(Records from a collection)
━━━━━━━━

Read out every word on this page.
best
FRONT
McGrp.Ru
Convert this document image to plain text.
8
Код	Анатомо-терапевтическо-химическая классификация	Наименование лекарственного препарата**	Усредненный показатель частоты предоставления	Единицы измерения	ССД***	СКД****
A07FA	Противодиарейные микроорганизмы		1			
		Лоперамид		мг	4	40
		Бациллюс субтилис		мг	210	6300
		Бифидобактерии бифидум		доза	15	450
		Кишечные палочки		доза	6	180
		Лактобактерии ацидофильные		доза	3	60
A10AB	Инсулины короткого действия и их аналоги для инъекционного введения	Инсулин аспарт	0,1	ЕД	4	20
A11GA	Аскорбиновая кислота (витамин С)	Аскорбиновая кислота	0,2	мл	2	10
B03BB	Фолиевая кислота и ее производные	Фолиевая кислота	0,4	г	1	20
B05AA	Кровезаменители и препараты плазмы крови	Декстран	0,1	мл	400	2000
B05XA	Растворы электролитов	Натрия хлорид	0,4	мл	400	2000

━━━━━━━━

The task: Gather each line of the listing that holds the string "кислота".

Exercise answer:
A11GA	Аскорбиновая кислота (витамин С)	Аскорбиновая кислота	0,2	мл	2	10
B03BB	Фолиевая кислота и ее производные	Фолиевая кислота	0,4	г	1	20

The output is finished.